*Stated task*
Of the lines in these entries, how many contain the string "data"? Give the number and nothing else.

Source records
=-=-=

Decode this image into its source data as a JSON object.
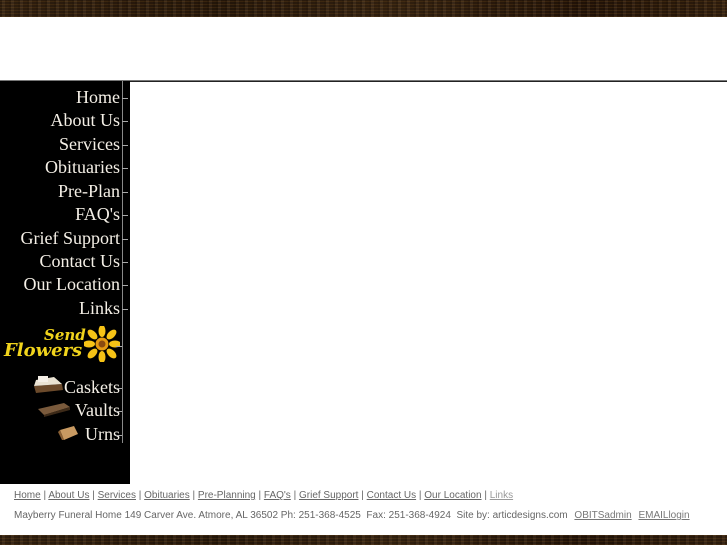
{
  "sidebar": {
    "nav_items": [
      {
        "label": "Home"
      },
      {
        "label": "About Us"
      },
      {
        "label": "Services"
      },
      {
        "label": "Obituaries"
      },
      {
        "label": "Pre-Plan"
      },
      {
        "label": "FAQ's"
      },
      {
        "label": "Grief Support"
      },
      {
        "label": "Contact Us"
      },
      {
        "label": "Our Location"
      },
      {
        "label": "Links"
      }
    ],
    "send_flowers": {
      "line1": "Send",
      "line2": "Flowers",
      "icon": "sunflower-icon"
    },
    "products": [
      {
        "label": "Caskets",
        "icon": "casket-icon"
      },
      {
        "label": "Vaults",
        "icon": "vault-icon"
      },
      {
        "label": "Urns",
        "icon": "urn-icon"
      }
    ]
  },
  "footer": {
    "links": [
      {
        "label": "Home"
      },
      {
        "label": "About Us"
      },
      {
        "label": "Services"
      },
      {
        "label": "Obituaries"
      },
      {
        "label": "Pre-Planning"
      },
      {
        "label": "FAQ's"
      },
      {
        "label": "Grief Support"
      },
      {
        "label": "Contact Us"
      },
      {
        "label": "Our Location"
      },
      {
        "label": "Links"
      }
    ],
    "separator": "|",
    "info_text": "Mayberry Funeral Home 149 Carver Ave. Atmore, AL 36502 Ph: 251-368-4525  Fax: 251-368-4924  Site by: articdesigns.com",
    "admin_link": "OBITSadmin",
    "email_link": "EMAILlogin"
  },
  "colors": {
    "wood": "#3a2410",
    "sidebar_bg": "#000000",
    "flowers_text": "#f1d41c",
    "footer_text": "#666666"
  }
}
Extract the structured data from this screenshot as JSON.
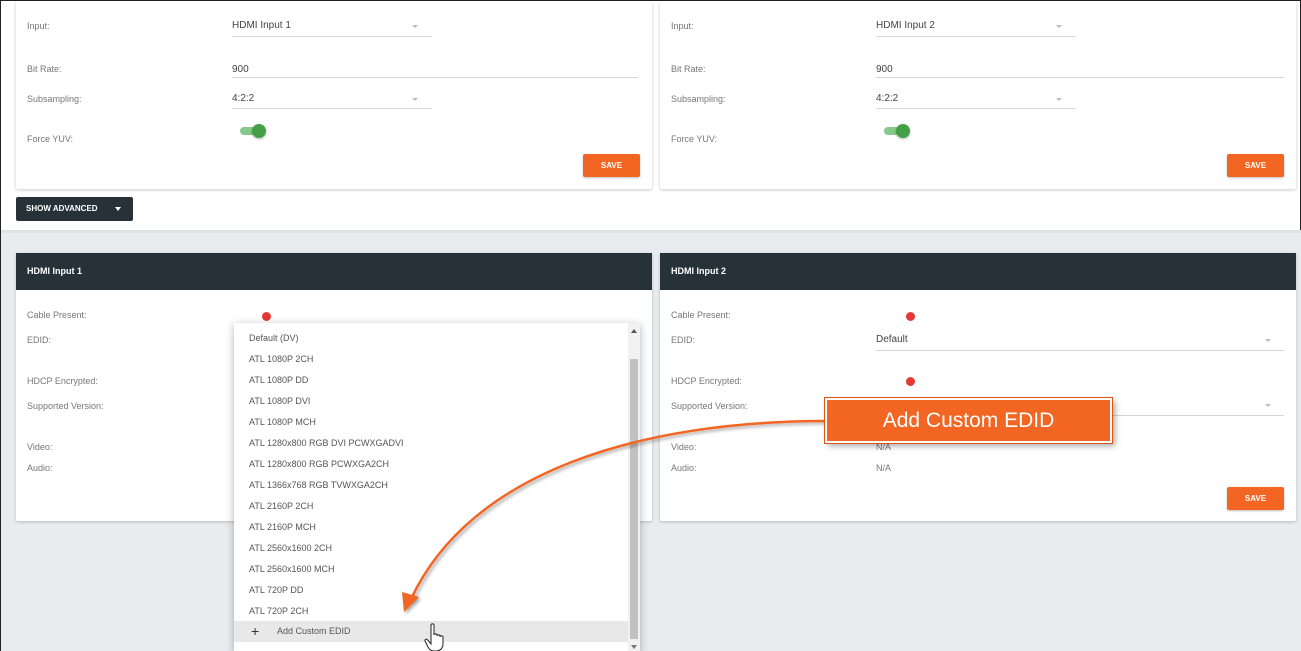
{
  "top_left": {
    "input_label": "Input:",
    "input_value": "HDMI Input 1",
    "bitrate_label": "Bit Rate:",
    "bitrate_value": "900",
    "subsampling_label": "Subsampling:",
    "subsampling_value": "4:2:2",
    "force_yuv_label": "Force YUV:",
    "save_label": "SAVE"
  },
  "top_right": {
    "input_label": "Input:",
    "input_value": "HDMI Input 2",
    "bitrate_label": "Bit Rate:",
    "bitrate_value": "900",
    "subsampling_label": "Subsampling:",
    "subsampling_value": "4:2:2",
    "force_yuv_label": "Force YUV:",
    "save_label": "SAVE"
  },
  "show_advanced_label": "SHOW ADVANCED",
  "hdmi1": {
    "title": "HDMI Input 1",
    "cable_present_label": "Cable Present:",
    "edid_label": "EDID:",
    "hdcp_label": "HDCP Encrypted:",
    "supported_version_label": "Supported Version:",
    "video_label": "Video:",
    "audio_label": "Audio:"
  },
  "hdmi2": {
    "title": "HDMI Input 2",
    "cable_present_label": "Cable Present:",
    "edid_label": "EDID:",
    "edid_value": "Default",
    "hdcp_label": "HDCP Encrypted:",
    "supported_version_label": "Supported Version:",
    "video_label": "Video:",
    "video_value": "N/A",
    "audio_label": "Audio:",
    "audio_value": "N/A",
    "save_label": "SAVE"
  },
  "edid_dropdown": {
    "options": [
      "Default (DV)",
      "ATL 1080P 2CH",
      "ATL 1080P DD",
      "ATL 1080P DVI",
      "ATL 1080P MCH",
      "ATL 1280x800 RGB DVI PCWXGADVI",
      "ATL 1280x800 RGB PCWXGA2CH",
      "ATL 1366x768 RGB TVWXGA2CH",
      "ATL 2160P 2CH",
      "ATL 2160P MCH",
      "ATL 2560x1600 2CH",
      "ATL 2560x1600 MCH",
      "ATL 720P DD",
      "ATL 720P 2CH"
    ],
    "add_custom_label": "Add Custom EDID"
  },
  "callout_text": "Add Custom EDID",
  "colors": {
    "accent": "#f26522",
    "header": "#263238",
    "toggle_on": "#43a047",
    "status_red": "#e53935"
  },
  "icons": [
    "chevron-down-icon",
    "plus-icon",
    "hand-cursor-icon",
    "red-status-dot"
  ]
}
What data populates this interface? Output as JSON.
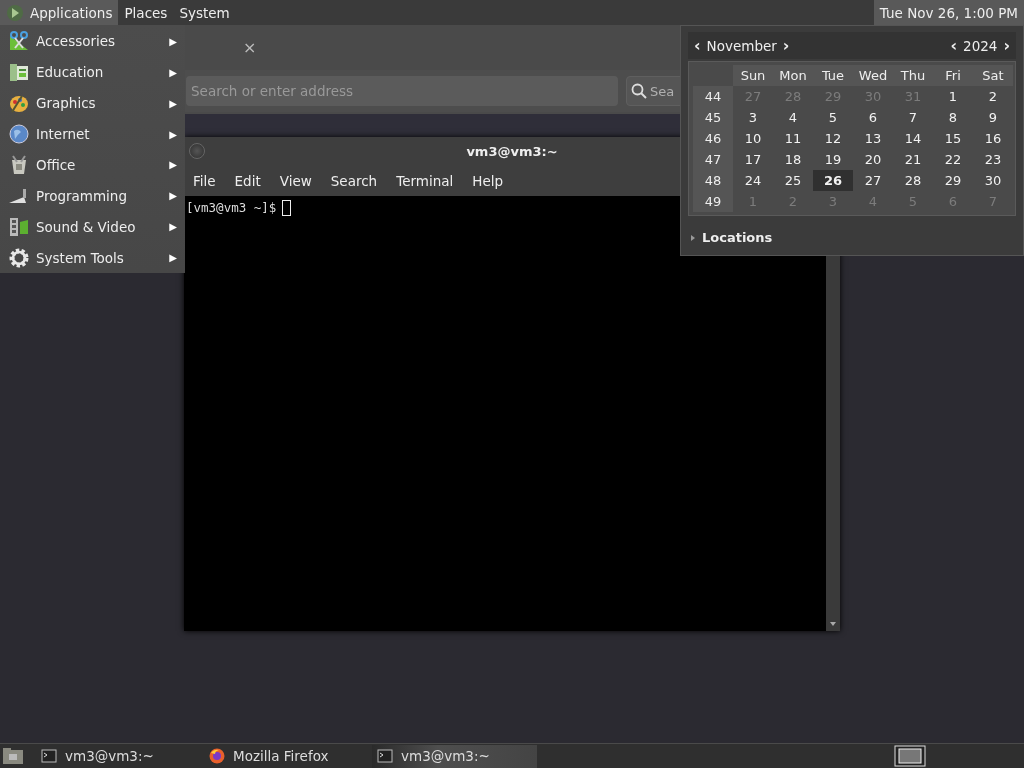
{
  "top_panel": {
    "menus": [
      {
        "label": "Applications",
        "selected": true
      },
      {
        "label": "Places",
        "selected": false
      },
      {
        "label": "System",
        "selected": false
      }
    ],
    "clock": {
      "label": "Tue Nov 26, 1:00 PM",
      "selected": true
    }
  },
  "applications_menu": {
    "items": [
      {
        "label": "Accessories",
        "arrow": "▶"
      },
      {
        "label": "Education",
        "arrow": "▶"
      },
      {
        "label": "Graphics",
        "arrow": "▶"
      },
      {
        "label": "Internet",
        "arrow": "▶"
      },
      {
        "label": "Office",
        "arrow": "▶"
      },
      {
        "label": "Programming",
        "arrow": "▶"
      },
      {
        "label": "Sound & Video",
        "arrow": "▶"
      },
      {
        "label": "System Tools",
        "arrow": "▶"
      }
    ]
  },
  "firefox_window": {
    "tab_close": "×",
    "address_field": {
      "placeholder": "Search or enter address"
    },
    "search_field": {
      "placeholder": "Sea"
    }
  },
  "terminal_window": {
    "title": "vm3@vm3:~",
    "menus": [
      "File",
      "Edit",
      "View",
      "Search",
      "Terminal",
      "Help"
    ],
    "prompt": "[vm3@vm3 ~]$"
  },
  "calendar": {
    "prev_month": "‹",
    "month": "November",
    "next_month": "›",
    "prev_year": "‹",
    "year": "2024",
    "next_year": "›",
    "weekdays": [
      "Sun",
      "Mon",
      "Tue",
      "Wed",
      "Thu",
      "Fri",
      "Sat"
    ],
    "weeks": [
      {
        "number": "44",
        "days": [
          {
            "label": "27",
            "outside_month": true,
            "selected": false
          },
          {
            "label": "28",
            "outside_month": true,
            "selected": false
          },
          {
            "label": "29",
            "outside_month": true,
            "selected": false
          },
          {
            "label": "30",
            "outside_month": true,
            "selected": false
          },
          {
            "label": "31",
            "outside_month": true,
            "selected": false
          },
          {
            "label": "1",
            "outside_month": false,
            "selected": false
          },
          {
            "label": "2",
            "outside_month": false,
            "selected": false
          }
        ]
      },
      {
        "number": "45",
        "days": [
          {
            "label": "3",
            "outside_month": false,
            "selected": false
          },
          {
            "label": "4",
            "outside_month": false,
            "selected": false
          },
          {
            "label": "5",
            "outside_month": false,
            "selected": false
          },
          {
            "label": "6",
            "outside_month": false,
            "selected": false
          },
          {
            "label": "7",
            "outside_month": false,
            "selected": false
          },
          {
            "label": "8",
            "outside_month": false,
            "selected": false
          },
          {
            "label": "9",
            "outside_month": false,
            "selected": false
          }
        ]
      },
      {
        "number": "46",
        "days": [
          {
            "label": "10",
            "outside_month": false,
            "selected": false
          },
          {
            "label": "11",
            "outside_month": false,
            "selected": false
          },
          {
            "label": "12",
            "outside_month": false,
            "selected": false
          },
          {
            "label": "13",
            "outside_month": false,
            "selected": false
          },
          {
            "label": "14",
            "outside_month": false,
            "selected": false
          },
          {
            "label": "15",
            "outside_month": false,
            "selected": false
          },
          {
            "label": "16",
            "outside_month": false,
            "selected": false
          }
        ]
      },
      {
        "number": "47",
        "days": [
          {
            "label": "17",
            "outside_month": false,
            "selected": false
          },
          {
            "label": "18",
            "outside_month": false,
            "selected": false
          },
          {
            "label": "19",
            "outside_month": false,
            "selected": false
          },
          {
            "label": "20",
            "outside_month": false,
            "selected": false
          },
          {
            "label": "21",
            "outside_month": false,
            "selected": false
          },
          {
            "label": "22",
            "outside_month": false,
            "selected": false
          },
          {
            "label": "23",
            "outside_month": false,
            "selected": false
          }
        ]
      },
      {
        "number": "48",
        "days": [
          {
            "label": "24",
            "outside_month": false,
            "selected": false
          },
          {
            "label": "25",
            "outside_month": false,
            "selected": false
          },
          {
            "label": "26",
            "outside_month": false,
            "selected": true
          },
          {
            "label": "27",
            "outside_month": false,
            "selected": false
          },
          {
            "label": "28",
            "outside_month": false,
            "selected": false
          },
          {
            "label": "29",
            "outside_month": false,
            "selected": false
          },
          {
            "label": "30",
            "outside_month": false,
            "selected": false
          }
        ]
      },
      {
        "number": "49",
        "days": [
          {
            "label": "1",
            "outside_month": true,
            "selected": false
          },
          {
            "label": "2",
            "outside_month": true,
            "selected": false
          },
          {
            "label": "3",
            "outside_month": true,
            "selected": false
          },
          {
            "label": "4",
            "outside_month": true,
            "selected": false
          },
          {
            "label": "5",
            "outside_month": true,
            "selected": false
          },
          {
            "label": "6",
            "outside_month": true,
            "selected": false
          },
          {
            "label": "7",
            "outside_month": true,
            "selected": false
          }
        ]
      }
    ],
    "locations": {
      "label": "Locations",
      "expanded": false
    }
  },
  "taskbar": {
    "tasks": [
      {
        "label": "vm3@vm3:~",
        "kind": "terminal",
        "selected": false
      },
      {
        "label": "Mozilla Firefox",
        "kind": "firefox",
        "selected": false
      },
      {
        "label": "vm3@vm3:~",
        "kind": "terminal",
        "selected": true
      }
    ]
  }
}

=-=-=

*Solution to the problem*
3